Por favor, continúa el fragmento sobre el ferrocarril en Chile a partir de su última oración.

__FRAGMENTO__.
════════════════

Martes, Noviembre 26, 2024

Siete lecciones históricas para un nuevo ferrocarril en Chile, por Guillermo Guajardo y Rodrigo del Río

CIPER – «Cualquier impulso ferroviario trae consecuencias políticas y económicas de largo plazo», recuerdan los autores de esta columna para CIPER, con numerosas alusiones históricas, desde la administración de José Manuel Balmaceda a la promesa del tren Santiago-Valparaíso del Presidente Boric, y considerando además que dice al respecto la propuesta de nueva Constitución.

En su primera cuenta pública, el pasado 1 de junio, el Presidente Gabriel Boric planteó entre otras cosas cumplir con lo que llamó «un anhelo transversal e histórico de nuestro país, que es contar con una amplia red de trenes para Chile». Anunció entonces la meta de movilizar ciento cincuenta millones de pasajeros por ferrocarril en 2026, y prometió «no más diagnóstico, y empecemos a trabajar en serio para el tren que va a unir a Valparaíso y Santiago».

Entre aplausos cerró con un: «¡Chile merece recuperar su tradición ferroviaria!».

El piso mínimo de las propuestas esbozadas por el Presidente implica invertir en los próximos años una buena proporción del PIB, así como darle un papel protagónico a la Empresa de los Ferrocarriles del Estado (EFE), una de las principales víctimas institucionales de las reformas neoliberales después del golpe militar de 1973. Así, en pocos minutos de discurso, Boric se subió al tren de una larga historia que en Chile ha empleado al ferrocarril como herramienta del estadista. El caso más claro es el del presidente José Manuel Balmaceda, cuya obra ferroviaria entre 1886 y 1891 incrementó las vías en casi mil kilómetros, convirtiendo así al ferrocarril no solo en un punto de su programa de gobierno, sino en una política de Estado: «Vais a agregar al cuerpo del Estado una vena que ensancha el organismo común, haciendo circular por ella la sangre generosa de la vitalidad nacional», dijo públicamente en 1883.

════════════════

__MATERIAL PROPORCIONADO__.
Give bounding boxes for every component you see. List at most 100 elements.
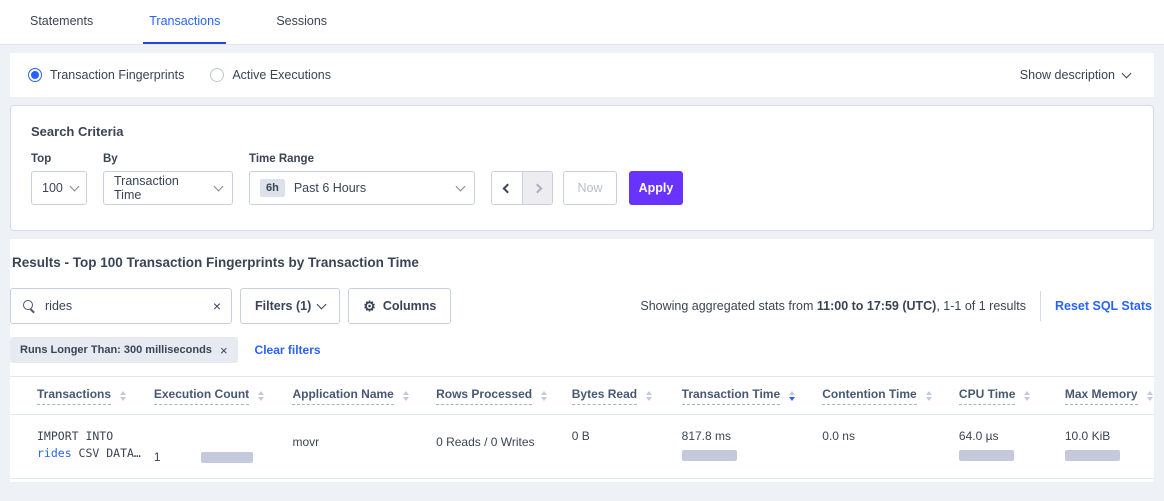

════════════════

__RESPUESTA__.
Sin embargo, la memoria ferroviaria no evita tomar decisiones irreversibles, que irán más allá de una gestión y que, antes de volver a impulsarse, debe considerar una larga historia de aciertos y errores, sobre todo tras 49 años de clausuras, parches y disminución de capacidades técnicas. Al respecto queremos con esta columna entregar una breve hoja de ruta para este viaje largo y lento, la cual basamos en algunas lecciones históricas sobre el ferrocarril en Chile.

(1)
Existe una conexión cultural en el modo en el que el presidente Boric presenta el vínculo entre el ferrocarril y el cambio estructural del país. Así lo expuso Baudrillard hace medio siglo: «El “mensaje” del ferrocarril no es el carbón ni los pasajeros que transporta, sino una visión del mundo, un nuevo carácter de las aglomeraciones».

Tal promesa se conecta con la del ex presidente Balmaceda («el riel es el agente mudo pero más activo de la civilización moderna, y la luz que implora la palabra de fuego y cuyo eco despierta incesantemente a los mortales al deber y al trabajo»), quien por lo demás inauguró el uso moderno del ferrocarril para la política de masas con su gira presidencial pueblo por pueblo [Sagredo 2001].

(2)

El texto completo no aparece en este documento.